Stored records

— Start —

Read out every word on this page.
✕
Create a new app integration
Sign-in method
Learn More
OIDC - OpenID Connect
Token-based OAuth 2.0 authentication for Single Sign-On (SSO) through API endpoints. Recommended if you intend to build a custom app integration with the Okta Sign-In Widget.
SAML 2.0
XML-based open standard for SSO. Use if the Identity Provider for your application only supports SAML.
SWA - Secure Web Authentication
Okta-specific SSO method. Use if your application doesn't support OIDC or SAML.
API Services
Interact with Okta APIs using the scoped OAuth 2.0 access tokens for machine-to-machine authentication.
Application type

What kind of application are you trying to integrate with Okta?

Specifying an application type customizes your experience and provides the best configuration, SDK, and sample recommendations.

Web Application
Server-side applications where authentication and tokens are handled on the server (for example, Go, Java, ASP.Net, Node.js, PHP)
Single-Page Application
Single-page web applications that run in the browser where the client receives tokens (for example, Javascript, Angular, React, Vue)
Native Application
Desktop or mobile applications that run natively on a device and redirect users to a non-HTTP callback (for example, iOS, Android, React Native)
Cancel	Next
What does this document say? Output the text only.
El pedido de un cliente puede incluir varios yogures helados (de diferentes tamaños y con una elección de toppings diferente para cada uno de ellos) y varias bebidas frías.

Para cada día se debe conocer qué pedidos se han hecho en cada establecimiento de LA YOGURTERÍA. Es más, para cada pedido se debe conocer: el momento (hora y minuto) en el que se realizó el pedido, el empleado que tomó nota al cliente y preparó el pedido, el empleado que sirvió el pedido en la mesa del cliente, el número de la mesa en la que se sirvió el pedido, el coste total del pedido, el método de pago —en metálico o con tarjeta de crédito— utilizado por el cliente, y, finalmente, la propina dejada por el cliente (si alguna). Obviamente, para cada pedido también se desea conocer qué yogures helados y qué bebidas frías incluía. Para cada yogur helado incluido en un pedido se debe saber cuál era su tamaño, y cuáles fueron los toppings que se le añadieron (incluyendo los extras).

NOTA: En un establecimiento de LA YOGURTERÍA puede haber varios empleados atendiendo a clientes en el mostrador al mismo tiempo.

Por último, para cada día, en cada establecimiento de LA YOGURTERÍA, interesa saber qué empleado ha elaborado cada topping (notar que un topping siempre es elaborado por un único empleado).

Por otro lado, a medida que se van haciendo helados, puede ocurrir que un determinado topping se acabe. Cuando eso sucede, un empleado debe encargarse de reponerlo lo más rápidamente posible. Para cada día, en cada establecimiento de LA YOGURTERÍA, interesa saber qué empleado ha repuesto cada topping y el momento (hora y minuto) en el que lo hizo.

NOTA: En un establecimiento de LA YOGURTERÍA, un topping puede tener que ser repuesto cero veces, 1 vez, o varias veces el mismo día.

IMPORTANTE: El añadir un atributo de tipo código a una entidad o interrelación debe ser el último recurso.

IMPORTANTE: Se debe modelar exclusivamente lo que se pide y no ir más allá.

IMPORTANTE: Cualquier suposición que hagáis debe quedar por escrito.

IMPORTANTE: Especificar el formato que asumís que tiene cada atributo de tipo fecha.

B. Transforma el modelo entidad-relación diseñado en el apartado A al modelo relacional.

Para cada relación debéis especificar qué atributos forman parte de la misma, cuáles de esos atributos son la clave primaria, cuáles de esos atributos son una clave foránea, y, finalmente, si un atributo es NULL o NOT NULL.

— End —

Stated problem:
Please reproduce every line of the material word for word.

Full response:
Read out every word on this page.
✕
Create a new app integration
Sign-in method
Learn More
OIDC - OpenID Connect
Token-based OAuth 2.0 authentication for Single Sign-On (SSO) through API endpoints. Recommended if you intend to build a custom app integration with the Okta Sign-In Widget.
SAML 2.0
XML-based open standard for SSO. Use if the Identity Provider for your application only supports SAML.
SWA - Secure Web Authentication
Okta-specific SSO method. Use if your application doesn't support OIDC or SAML.
API Services
Interact with Okta APIs using the scoped OAuth 2.0 access tokens for machine-to-machine authentication.
Application type

What kind of application are you trying to integrate with Okta?

Specifying an application type customizes your experience and provides the best configuration, SDK, and sample recommendations.

Web Application
Server-side applications where authentication and tokens are handled on the server (for example, Go, Java, ASP.Net, Node.js, PHP)
Single-Page Application
Single-page web applications that run in the browser where the client receives tokens (for example, Javascript, Angular, React, Vue)
Native Application
Desktop or mobile applications that run natively on a device and redirect users to a non-HTTP callback (for example, iOS, Android, React Native)
Cancel	Next
What does this document say? Output the text only.
El pedido de un cliente puede incluir varios yogures helados (de diferentes tamaños y con una elección de toppings diferente para cada uno de ellos) y varias bebidas frías.

Para cada día se debe conocer qué pedidos se han hecho en cada establecimiento de LA YOGURTERÍA. Es más, para cada pedido se debe conocer: el momento (hora y minuto) en el que se realizó el pedido, el empleado que tomó nota al cliente y preparó el pedido, el empleado que sirvió el pedido en la mesa del cliente, el número de la mesa en la que se sirvió el pedido, el coste total del pedido, el método de pago —en metálico o con tarjeta de crédito— utilizado por el cliente, y, finalmente, la propina dejada por el cliente (si alguna). Obviamente, para cada pedido también se desea conocer qué yogures helados y qué bebidas frías incluía. Para cada yogur helado incluido en un pedido se debe saber cuál era su tamaño, y cuáles fueron los toppings que se le añadieron (incluyendo los extras).

NOTA: En un establecimiento de LA YOGURTERÍA puede haber varios empleados atendiendo a clientes en el mostrador al mismo tiempo.

Por último, para cada día, en cada establecimiento de LA YOGURTERÍA, interesa saber qué empleado ha elaborado cada topping (notar que un topping siempre es elaborado por un único empleado).

Por otro lado, a medida que se van haciendo helados, puede ocurrir que un determinado topping se acabe. Cuando eso sucede, un empleado debe encargarse de reponerlo lo más rápidamente posible. Para cada día, en cada establecimiento de LA YOGURTERÍA, interesa saber qué empleado ha repuesto cada topping y el momento (hora y minuto) en el que lo hizo.

NOTA: En un establecimiento de LA YOGURTERÍA, un topping puede tener que ser repuesto cero veces, 1 vez, o varias veces el mismo día.

IMPORTANTE: El añadir un atributo de tipo código a una entidad o interrelación debe ser el último recurso.

IMPORTANTE: Se debe modelar exclusivamente lo que se pide y no ir más allá.

IMPORTANTE: Cualquier suposición que hagáis debe quedar por escrito.

IMPORTANTE: Especificar el formato que asumís que tiene cada atributo de tipo fecha.

B. Transforma el modelo entidad-relación diseñado en el apartado A al modelo relacional.

Para cada relación debéis especificar qué atributos forman parte de la misma, cuáles de esos atributos son la clave primaria, cuáles de esos atributos son una clave foránea, y, finalmente, si un atributo es NULL o NOT NULL.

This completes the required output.